Figure record extracts –
##############################

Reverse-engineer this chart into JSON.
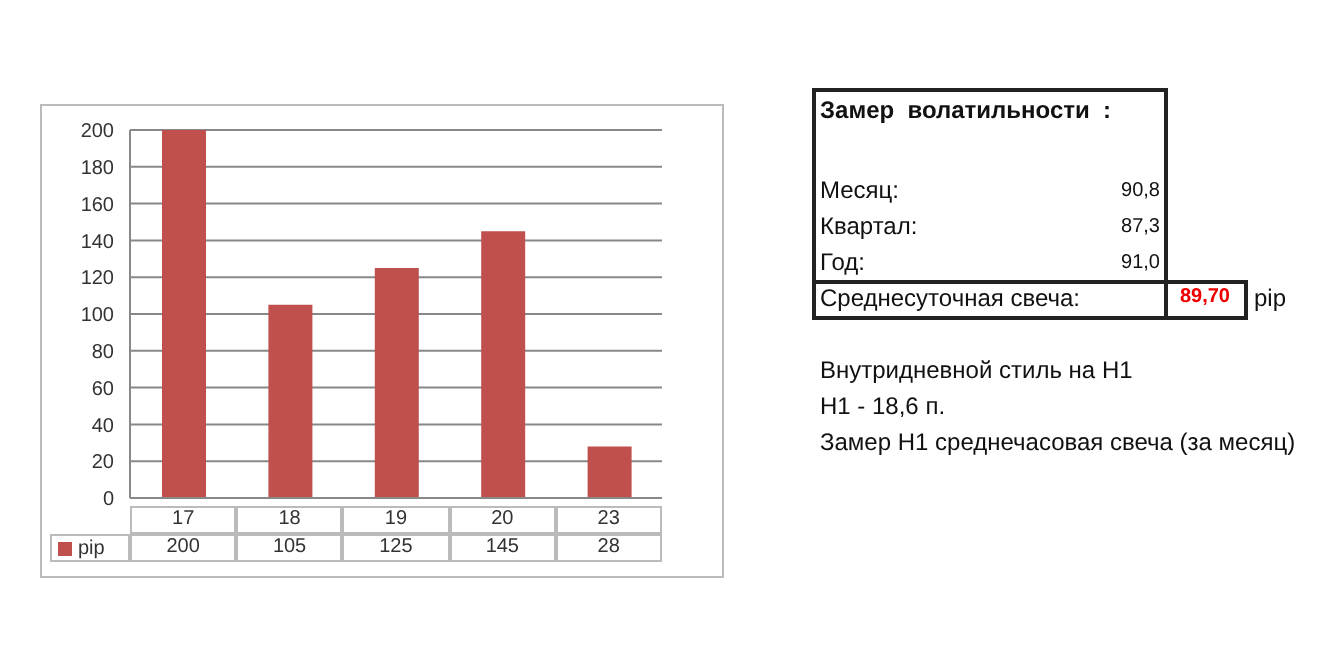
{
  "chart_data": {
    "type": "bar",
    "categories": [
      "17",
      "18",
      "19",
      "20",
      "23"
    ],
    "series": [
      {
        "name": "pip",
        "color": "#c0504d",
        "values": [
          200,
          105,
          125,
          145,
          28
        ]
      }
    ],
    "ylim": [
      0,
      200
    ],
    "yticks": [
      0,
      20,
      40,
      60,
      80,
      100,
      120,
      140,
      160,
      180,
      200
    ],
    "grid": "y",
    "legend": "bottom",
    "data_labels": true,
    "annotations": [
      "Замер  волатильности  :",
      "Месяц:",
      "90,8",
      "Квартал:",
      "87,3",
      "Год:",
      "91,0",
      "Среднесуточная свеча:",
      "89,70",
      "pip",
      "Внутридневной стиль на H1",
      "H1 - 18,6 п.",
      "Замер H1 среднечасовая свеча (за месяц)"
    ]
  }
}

##############################

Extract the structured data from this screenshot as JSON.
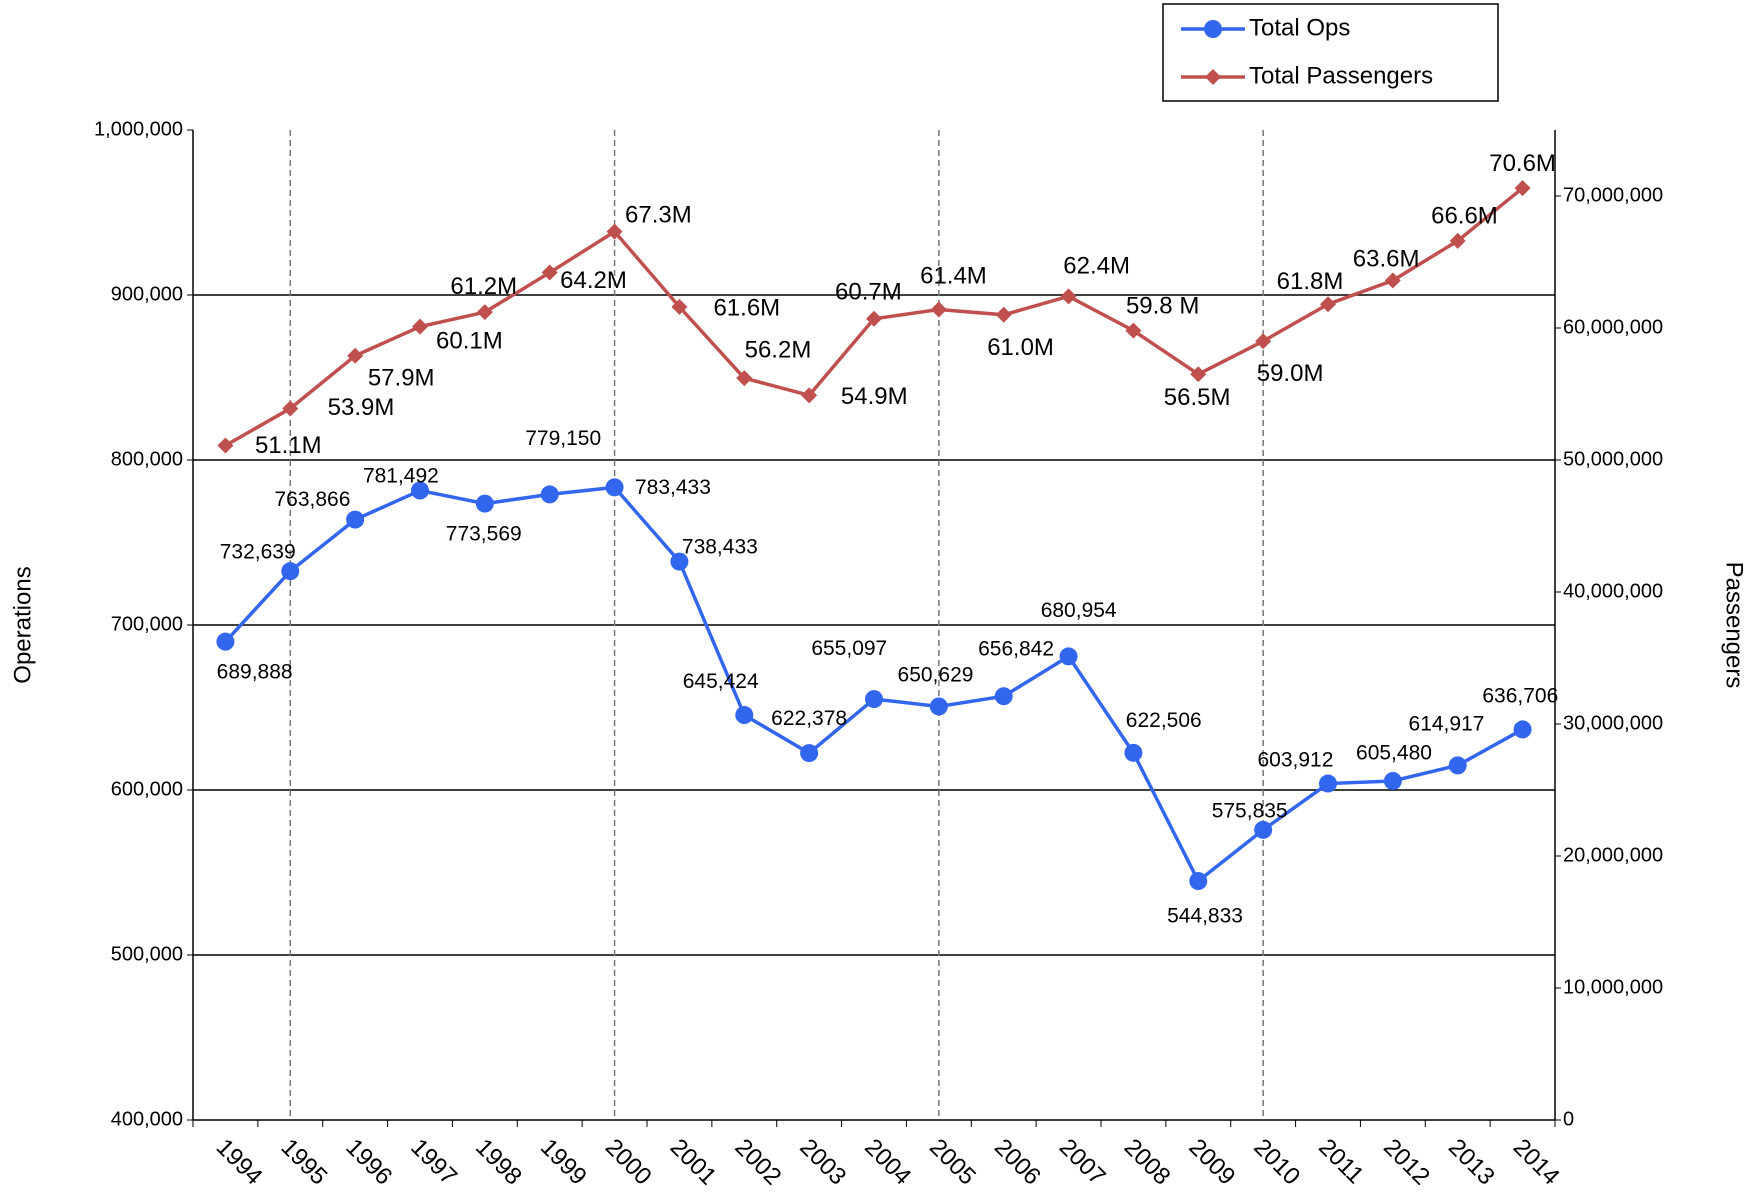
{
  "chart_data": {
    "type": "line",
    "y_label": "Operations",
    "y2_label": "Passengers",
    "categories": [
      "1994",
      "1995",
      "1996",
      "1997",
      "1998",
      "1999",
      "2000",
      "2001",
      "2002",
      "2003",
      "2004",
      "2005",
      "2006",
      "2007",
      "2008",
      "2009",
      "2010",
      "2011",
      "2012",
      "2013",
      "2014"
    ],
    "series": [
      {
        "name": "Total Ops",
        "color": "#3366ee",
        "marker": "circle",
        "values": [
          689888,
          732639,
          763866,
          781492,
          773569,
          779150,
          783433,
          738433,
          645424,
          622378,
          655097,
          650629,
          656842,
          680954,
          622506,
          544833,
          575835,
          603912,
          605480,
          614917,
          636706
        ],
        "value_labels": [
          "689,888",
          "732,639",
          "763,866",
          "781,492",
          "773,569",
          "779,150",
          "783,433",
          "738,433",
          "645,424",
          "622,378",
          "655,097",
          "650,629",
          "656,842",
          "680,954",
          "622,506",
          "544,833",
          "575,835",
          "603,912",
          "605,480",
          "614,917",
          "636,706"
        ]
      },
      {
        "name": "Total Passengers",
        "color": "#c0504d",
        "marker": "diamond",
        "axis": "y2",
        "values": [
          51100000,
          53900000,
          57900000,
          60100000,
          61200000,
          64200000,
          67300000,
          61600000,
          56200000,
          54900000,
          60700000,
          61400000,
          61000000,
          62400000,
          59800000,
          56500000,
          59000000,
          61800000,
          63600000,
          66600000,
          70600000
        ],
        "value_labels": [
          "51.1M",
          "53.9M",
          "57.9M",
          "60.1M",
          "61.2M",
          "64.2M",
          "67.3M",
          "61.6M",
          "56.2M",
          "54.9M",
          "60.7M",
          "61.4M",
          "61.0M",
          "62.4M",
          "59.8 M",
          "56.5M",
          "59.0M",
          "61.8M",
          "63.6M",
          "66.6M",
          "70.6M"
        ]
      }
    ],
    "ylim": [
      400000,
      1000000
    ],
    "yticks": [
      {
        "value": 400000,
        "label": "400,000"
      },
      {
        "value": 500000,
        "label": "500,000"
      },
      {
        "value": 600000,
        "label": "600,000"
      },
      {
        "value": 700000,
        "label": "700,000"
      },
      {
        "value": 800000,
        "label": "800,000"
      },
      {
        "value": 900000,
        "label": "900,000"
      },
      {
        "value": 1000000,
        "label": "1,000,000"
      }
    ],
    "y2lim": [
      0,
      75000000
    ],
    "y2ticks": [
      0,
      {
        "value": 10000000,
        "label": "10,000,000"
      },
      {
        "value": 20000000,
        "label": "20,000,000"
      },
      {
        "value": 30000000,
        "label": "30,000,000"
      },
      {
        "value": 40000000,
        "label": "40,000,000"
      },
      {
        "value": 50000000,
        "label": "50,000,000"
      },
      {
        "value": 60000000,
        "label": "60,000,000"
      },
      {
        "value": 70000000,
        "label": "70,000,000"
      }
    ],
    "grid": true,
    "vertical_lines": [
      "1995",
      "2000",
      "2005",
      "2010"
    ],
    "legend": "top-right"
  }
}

##############################

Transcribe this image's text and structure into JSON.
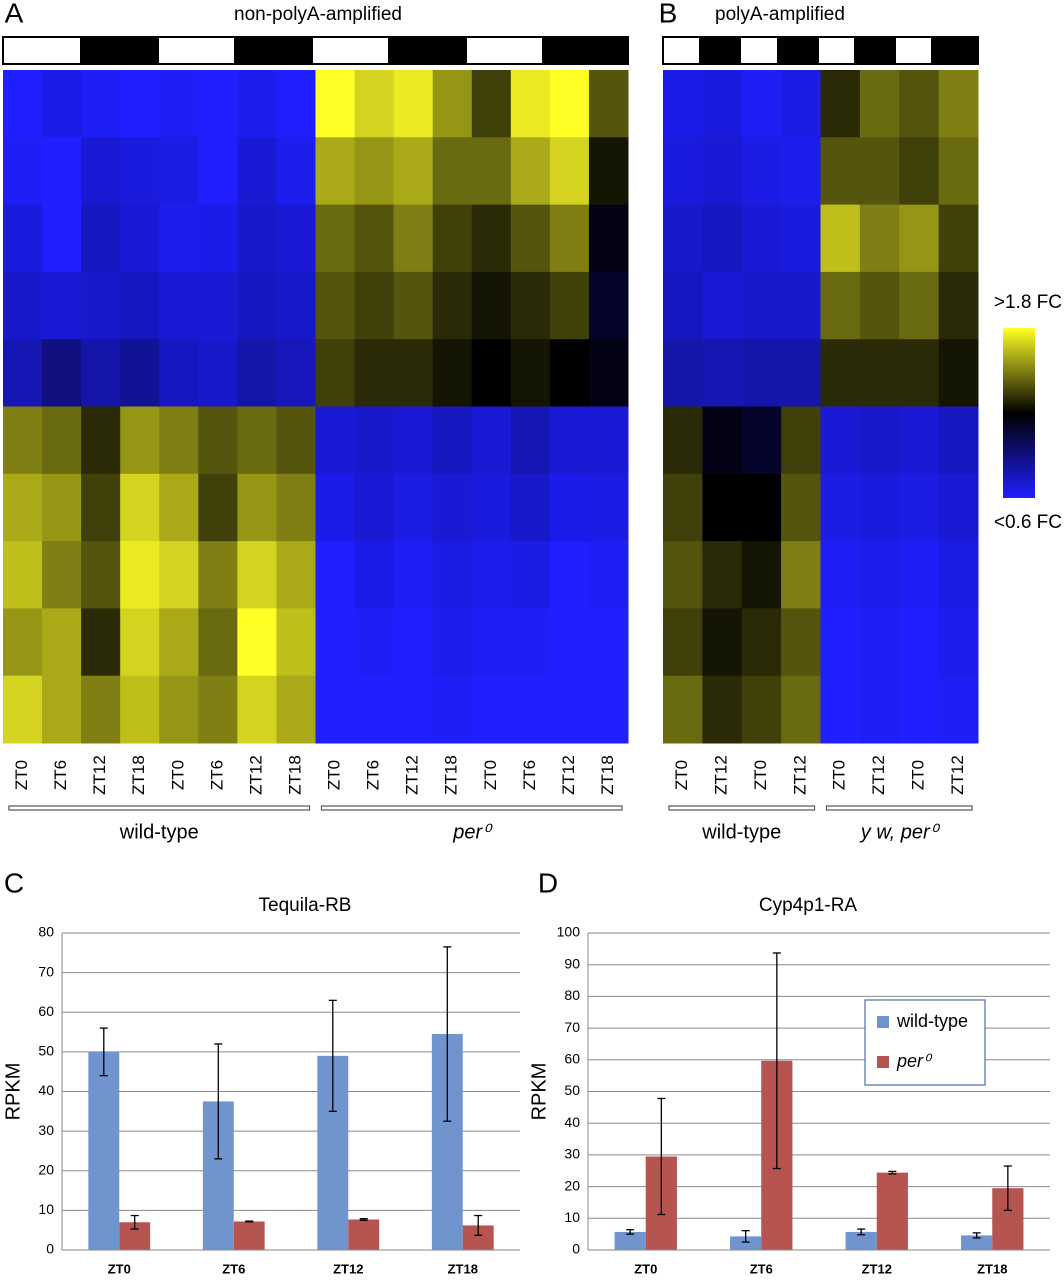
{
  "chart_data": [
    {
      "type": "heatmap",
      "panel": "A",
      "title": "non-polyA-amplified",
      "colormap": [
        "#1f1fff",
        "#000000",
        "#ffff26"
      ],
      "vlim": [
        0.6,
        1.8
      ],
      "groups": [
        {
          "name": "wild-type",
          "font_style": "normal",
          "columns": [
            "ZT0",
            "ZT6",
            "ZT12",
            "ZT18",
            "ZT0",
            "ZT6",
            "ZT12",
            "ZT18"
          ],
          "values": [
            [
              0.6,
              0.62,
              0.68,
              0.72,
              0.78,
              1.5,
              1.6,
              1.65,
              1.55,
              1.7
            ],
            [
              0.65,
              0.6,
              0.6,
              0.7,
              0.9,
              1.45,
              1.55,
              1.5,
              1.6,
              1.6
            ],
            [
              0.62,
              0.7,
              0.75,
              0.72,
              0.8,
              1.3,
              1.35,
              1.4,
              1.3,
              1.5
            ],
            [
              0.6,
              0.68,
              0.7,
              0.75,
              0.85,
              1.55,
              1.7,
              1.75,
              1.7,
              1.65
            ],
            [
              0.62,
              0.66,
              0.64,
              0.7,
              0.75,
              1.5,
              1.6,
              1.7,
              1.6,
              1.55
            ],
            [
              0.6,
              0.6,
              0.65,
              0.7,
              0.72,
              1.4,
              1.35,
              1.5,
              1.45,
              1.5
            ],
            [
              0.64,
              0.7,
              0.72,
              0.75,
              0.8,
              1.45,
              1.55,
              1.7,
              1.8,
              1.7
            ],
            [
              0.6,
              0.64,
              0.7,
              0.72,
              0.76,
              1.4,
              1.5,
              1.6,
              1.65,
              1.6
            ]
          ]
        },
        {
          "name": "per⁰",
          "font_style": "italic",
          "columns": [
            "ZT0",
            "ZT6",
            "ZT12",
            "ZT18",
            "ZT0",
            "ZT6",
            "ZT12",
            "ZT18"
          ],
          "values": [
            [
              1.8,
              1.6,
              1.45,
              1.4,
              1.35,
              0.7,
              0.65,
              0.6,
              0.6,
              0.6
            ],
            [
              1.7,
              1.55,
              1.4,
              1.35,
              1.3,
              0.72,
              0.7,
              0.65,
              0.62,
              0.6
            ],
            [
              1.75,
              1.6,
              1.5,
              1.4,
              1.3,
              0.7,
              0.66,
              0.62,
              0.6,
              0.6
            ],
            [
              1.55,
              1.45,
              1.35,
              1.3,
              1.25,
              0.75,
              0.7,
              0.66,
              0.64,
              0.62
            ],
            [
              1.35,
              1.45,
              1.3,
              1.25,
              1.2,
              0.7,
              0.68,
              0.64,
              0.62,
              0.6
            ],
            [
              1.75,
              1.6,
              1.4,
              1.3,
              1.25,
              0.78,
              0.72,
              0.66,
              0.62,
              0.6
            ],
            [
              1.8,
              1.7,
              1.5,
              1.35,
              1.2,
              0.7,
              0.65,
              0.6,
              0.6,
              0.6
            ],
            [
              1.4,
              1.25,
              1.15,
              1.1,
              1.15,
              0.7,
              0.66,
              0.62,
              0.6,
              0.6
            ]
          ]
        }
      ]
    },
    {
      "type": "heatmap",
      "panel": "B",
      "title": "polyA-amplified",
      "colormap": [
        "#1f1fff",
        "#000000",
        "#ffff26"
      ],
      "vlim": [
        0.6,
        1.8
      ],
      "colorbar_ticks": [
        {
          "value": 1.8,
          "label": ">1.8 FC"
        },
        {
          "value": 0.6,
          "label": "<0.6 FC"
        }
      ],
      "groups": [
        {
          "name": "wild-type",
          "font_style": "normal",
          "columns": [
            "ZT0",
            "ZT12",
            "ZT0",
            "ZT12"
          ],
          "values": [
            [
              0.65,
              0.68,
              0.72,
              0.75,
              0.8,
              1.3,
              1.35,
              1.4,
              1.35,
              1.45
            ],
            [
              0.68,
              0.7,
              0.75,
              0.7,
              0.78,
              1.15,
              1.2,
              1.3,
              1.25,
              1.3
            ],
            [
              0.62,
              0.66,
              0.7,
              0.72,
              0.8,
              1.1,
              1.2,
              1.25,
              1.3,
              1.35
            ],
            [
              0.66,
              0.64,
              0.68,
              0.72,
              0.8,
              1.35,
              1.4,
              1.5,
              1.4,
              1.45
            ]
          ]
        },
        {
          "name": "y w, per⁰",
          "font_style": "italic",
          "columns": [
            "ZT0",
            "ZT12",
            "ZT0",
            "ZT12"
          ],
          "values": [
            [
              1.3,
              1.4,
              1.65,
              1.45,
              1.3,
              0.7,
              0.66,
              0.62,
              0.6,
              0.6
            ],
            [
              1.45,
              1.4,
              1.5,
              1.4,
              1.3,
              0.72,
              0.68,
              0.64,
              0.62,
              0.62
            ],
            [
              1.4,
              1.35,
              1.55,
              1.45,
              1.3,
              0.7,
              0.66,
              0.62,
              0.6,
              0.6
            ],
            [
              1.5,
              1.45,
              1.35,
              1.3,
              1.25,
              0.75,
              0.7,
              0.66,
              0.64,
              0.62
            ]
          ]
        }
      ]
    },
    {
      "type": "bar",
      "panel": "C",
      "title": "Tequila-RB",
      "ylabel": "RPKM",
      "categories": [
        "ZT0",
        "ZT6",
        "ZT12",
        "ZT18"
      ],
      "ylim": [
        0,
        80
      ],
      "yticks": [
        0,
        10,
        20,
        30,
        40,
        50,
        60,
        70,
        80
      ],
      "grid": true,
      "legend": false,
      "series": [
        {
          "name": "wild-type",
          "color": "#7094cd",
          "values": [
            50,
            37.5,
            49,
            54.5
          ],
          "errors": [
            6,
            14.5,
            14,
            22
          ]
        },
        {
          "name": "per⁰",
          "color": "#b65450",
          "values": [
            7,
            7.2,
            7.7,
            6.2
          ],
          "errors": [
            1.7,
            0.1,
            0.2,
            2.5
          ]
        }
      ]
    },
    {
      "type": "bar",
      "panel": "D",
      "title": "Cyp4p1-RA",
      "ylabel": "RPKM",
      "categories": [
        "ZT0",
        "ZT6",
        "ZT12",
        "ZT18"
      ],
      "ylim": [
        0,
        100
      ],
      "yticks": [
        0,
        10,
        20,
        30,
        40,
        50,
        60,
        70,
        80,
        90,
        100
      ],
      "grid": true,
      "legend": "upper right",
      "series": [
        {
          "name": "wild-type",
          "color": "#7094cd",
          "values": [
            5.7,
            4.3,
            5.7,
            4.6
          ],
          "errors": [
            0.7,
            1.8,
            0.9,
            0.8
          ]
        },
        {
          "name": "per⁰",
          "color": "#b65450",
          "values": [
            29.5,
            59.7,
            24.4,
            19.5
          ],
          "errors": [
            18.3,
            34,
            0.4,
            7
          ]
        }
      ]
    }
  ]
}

##############################

WHAT YOU WILL DO –
Read the lines above. Gather those in which the string "Passengers" is found.

EXERCISE OUTPUT –
    "y2_label": "Passengers",
        "name": "Total Passengers",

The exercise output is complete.